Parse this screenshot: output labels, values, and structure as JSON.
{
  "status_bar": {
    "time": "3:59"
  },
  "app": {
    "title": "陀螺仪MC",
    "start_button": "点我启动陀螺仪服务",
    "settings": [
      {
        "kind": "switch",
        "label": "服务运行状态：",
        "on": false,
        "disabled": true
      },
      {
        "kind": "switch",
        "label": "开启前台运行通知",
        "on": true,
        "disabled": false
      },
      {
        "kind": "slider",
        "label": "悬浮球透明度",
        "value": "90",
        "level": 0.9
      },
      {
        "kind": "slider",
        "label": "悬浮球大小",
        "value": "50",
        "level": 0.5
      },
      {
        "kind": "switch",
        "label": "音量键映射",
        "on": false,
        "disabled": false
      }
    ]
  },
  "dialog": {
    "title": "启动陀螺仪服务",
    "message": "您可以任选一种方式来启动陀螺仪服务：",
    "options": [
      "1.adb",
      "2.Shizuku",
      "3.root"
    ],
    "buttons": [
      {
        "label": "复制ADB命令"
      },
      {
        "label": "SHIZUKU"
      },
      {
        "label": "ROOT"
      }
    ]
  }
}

___

Reproduce all data above, unchanged.

## Result for this exercise:
Parse this screenshot: output labels, values, and structure as JSON.
{
  "status_bar": {
    "time": "3:59"
  },
  "app": {
    "title": "陀螺仪MC",
    "start_button": "点我启动陀螺仪服务",
    "settings": [
      {
        "kind": "switch",
        "label": "服务运行状态：",
        "on": false,
        "disabled": true
      },
      {
        "kind": "switch",
        "label": "开启前台运行通知",
        "on": true,
        "disabled": false
      },
      {
        "kind": "slider",
        "label": "悬浮球透明度",
        "value": "90",
        "level": 0.9
      },
      {
        "kind": "slider",
        "label": "悬浮球大小",
        "value": "50",
        "level": 0.5
      },
      {
        "kind": "switch",
        "label": "音量键映射",
        "on": false,
        "disabled": false
      }
    ]
  },
  "dialog": {
    "title": "启动陀螺仪服务",
    "message": "您可以任选一种方式来启动陀螺仪服务：",
    "options": [
      "1.adb",
      "2.Shizuku",
      "3.root"
    ],
    "buttons": [
      {
        "label": "复制ADB命令"
      },
      {
        "label": "SHIZUKU"
      },
      {
        "label": "ROOT"
      }
    ]
  }
}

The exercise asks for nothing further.